-- START PASSAGE GIVEN --
An automorphism of the projective plane that leaves fixed all the points of a given straight line (the homology axis) and maps onto themselves all the lines through exactly one fixed point (the homology centre). If the homology centre does not lie on the homology axis, the homology is known as non-singular (or hyperbolic); if the homology centre lies on the homology axis, the homology is called singular (or parabolic). A homology is usually specified by a centre, an axis and a pair of points in correspondence under the homology. A homology of the affine plane with finite centre and axis at infinity is a homothety; one with a centre at infinity and finite axis not through the centre is an extension or contraction towards the axis; one with both centre and axis at infinity represents a parallel translation; a singular homology with finite axis and centre at infinity is a shift.
-- END PASSAGE GIVEN --
DIRECTION: Extend the passage on homologies of the projective plane, picking up after its final sentence.
-- START RAW DATA --
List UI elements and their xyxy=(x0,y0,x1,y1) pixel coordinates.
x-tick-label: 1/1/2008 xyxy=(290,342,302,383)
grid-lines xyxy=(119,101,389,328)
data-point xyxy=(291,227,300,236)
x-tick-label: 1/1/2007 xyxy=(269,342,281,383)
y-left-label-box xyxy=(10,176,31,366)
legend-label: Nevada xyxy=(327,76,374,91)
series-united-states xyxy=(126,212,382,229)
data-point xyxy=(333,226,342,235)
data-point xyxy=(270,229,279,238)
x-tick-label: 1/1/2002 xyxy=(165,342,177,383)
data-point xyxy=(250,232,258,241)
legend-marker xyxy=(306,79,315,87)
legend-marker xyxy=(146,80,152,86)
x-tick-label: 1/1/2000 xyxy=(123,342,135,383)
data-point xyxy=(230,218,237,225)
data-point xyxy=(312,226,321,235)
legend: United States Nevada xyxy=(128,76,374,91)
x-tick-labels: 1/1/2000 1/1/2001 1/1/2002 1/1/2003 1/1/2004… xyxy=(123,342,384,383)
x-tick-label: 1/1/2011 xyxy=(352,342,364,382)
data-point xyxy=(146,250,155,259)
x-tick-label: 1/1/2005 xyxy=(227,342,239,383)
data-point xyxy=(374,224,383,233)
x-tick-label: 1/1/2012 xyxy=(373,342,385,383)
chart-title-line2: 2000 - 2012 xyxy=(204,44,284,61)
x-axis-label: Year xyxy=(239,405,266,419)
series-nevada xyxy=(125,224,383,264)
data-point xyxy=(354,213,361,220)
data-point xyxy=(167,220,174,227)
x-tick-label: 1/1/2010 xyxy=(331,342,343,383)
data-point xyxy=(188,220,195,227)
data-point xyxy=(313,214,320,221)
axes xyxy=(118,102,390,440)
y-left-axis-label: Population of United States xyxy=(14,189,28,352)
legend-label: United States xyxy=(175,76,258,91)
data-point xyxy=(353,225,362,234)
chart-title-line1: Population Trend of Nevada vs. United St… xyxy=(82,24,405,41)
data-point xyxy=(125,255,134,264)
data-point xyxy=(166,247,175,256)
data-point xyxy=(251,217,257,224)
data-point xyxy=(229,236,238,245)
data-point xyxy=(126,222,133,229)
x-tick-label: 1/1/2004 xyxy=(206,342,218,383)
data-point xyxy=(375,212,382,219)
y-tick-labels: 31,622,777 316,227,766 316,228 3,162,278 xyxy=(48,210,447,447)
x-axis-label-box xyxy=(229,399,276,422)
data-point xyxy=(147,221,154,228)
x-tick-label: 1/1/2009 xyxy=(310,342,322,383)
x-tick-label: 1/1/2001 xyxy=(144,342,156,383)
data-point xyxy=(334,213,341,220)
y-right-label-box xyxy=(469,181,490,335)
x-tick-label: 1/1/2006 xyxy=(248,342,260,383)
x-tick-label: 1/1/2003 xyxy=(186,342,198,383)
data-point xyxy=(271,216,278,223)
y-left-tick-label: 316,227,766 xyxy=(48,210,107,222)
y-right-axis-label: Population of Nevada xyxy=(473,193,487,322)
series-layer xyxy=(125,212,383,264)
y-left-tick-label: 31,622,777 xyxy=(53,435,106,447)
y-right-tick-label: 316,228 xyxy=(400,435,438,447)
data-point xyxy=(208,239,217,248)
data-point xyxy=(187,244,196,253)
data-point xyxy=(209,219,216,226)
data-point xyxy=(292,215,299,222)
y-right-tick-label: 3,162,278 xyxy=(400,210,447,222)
-- END RAW DATA --
EXERCISE RESULT:
[1] R. Hartshorne, "Foundations of projective geometry" , Benjamin (1967)


A homology is also called a central collineation, a hyperbolic homology — a dilation, and a parabolic homology — an elation or transvection.


[a1] H. Busemann, P.J. Kelly, "Projective geometry and projective metrics" , Acad. Press (1953)
[a2] H.S.M. Coxeter, "Projective geometry" , Blaisdell (1964)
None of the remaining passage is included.